[Records contained in a dataset]
START

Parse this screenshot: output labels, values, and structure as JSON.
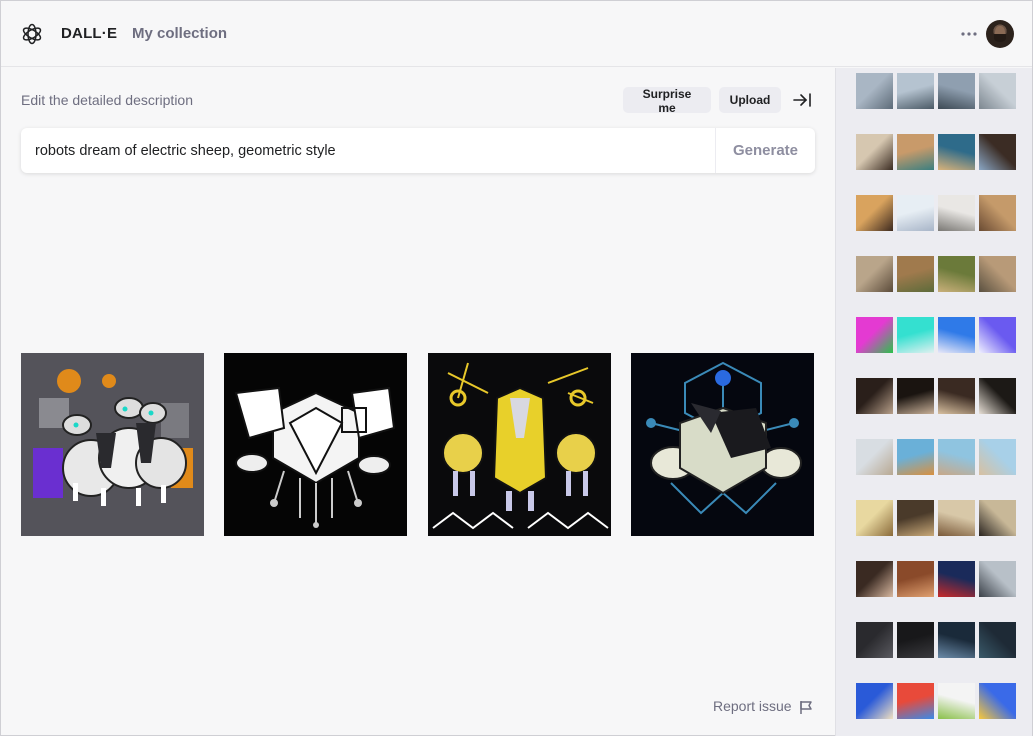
{
  "header": {
    "brand": "DALL·E",
    "collection_link": "My collection"
  },
  "editor": {
    "label": "Edit the detailed description",
    "surprise_label": "Surprise me",
    "upload_label": "Upload",
    "prompt_value": "robots dream of electric sheep, geometric style",
    "generate_label": "Generate"
  },
  "results": [
    {
      "name": "result-image-1",
      "style": "gray-orange-purple"
    },
    {
      "name": "result-image-2",
      "style": "black-white"
    },
    {
      "name": "result-image-3",
      "style": "black-yellow"
    },
    {
      "name": "result-image-4",
      "style": "navy-blue"
    }
  ],
  "footer": {
    "report_label": "Report issue"
  },
  "history": [
    {
      "row": 0,
      "colors": [
        [
          "#a9b6c4",
          "#5d6b78"
        ],
        [
          "#b5c3d0",
          "#4b5a66"
        ],
        [
          "#8f9fb0",
          "#3d4a55"
        ],
        [
          "#c7cfd6",
          "#7d8790"
        ]
      ]
    },
    {
      "row": 1,
      "colors": [
        [
          "#d6c7b0",
          "#3b2c22"
        ],
        [
          "#c89a6a",
          "#3a7f80"
        ],
        [
          "#2e6b8a",
          "#d8b27a"
        ],
        [
          "#3b2c24",
          "#8aa6c4"
        ]
      ]
    },
    {
      "row": 2,
      "colors": [
        [
          "#d9a35e",
          "#3d2a1f"
        ],
        [
          "#e7eef4",
          "#a8b5c8"
        ],
        [
          "#e9e7e4",
          "#7a7874"
        ],
        [
          "#c59a6a",
          "#6a4b33"
        ]
      ]
    },
    {
      "row": 3,
      "colors": [
        [
          "#b9a58a",
          "#5b4b3a"
        ],
        [
          "#a07a4d",
          "#5d6b3a"
        ],
        [
          "#6b7a3a",
          "#c9b07a"
        ],
        [
          "#b89a78",
          "#5a5040"
        ]
      ]
    },
    {
      "row": 4,
      "colors": [
        [
          "#e43ad2",
          "#2ac24a"
        ],
        [
          "#34e0d0",
          "#e0f0f0"
        ],
        [
          "#2f7ae8",
          "#e8e8f8"
        ],
        [
          "#6a5af0",
          "#f0f0ff"
        ]
      ]
    },
    {
      "row": 5,
      "colors": [
        [
          "#2a1f1a",
          "#b8a08a"
        ],
        [
          "#1a1410",
          "#c8b098"
        ],
        [
          "#3a2a22",
          "#d8c0a0"
        ],
        [
          "#1c1916",
          "#e8e0d6"
        ]
      ]
    },
    {
      "row": 6,
      "colors": [
        [
          "#d8dde2",
          "#b8a892"
        ],
        [
          "#6ab0d8",
          "#d89040"
        ],
        [
          "#8fc4e0",
          "#c8a888"
        ],
        [
          "#a8d0e8",
          "#d8c0a0"
        ]
      ]
    },
    {
      "row": 7,
      "colors": [
        [
          "#e8d8a0",
          "#8a6a3a"
        ],
        [
          "#4a3a2a",
          "#c8a878"
        ],
        [
          "#d8c8a8",
          "#7a5a3a"
        ],
        [
          "#c8b898",
          "#2a2420"
        ]
      ]
    },
    {
      "row": 8,
      "colors": [
        [
          "#3a2a22",
          "#d8b8a0"
        ],
        [
          "#8a4a2a",
          "#e0a070"
        ],
        [
          "#1a2a5a",
          "#c82a2a"
        ],
        [
          "#b8c0c8",
          "#3a4048"
        ]
      ]
    },
    {
      "row": 9,
      "colors": [
        [
          "#2a2a2e",
          "#5a5a60"
        ],
        [
          "#18181a",
          "#3a3a3e"
        ],
        [
          "#1a2a3a",
          "#6a8aa8"
        ],
        [
          "#1e2a36",
          "#3a5a6a"
        ]
      ]
    },
    {
      "row": 10,
      "colors": [
        [
          "#2a5ad8",
          "#f0e0c0"
        ],
        [
          "#e84a3a",
          "#3a8ae8"
        ],
        [
          "#f4f4f4",
          "#8ac04a"
        ],
        [
          "#3a6ae8",
          "#f8c83a"
        ]
      ]
    }
  ]
}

END

◆ EXERCISE OBJECTIVE:
Pictures don't belong in the copy. Restate all the entries exactly.

◆ PROBLEM SOLUTION:
Parse this screenshot: output labels, values, and structure as JSON.
{
  "header": {
    "brand": "DALL·E",
    "collection_link": "My collection"
  },
  "editor": {
    "label": "Edit the detailed description",
    "surprise_label": "Surprise me",
    "upload_label": "Upload",
    "prompt_value": "robots dream of electric sheep, geometric style",
    "generate_label": "Generate"
  },
  "results": [
    {
      "name": "result-image-1",
      "style": "gray-orange-purple"
    },
    {
      "name": "result-image-2",
      "style": "black-white"
    },
    {
      "name": "result-image-3",
      "style": "black-yellow"
    },
    {
      "name": "result-image-4",
      "style": "navy-blue"
    }
  ],
  "footer": {
    "report_label": "Report issue"
  },
  "history": [
    {
      "row": 0,
      "colors": [
        [
          "#a9b6c4",
          "#5d6b78"
        ],
        [
          "#b5c3d0",
          "#4b5a66"
        ],
        [
          "#8f9fb0",
          "#3d4a55"
        ],
        [
          "#c7cfd6",
          "#7d8790"
        ]
      ]
    },
    {
      "row": 1,
      "colors": [
        [
          "#d6c7b0",
          "#3b2c22"
        ],
        [
          "#c89a6a",
          "#3a7f80"
        ],
        [
          "#2e6b8a",
          "#d8b27a"
        ],
        [
          "#3b2c24",
          "#8aa6c4"
        ]
      ]
    },
    {
      "row": 2,
      "colors": [
        [
          "#d9a35e",
          "#3d2a1f"
        ],
        [
          "#e7eef4",
          "#a8b5c8"
        ],
        [
          "#e9e7e4",
          "#7a7874"
        ],
        [
          "#c59a6a",
          "#6a4b33"
        ]
      ]
    },
    {
      "row": 3,
      "colors": [
        [
          "#b9a58a",
          "#5b4b3a"
        ],
        [
          "#a07a4d",
          "#5d6b3a"
        ],
        [
          "#6b7a3a",
          "#c9b07a"
        ],
        [
          "#b89a78",
          "#5a5040"
        ]
      ]
    },
    {
      "row": 4,
      "colors": [
        [
          "#e43ad2",
          "#2ac24a"
        ],
        [
          "#34e0d0",
          "#e0f0f0"
        ],
        [
          "#2f7ae8",
          "#e8e8f8"
        ],
        [
          "#6a5af0",
          "#f0f0ff"
        ]
      ]
    },
    {
      "row": 5,
      "colors": [
        [
          "#2a1f1a",
          "#b8a08a"
        ],
        [
          "#1a1410",
          "#c8b098"
        ],
        [
          "#3a2a22",
          "#d8c0a0"
        ],
        [
          "#1c1916",
          "#e8e0d6"
        ]
      ]
    },
    {
      "row": 6,
      "colors": [
        [
          "#d8dde2",
          "#b8a892"
        ],
        [
          "#6ab0d8",
          "#d89040"
        ],
        [
          "#8fc4e0",
          "#c8a888"
        ],
        [
          "#a8d0e8",
          "#d8c0a0"
        ]
      ]
    },
    {
      "row": 7,
      "colors": [
        [
          "#e8d8a0",
          "#8a6a3a"
        ],
        [
          "#4a3a2a",
          "#c8a878"
        ],
        [
          "#d8c8a8",
          "#7a5a3a"
        ],
        [
          "#c8b898",
          "#2a2420"
        ]
      ]
    },
    {
      "row": 8,
      "colors": [
        [
          "#3a2a22",
          "#d8b8a0"
        ],
        [
          "#8a4a2a",
          "#e0a070"
        ],
        [
          "#1a2a5a",
          "#c82a2a"
        ],
        [
          "#b8c0c8",
          "#3a4048"
        ]
      ]
    },
    {
      "row": 9,
      "colors": [
        [
          "#2a2a2e",
          "#5a5a60"
        ],
        [
          "#18181a",
          "#3a3a3e"
        ],
        [
          "#1a2a3a",
          "#6a8aa8"
        ],
        [
          "#1e2a36",
          "#3a5a6a"
        ]
      ]
    },
    {
      "row": 10,
      "colors": [
        [
          "#2a5ad8",
          "#f0e0c0"
        ],
        [
          "#e84a3a",
          "#3a8ae8"
        ],
        [
          "#f4f4f4",
          "#8ac04a"
        ],
        [
          "#3a6ae8",
          "#f8c83a"
        ]
      ]
    }
  ]
}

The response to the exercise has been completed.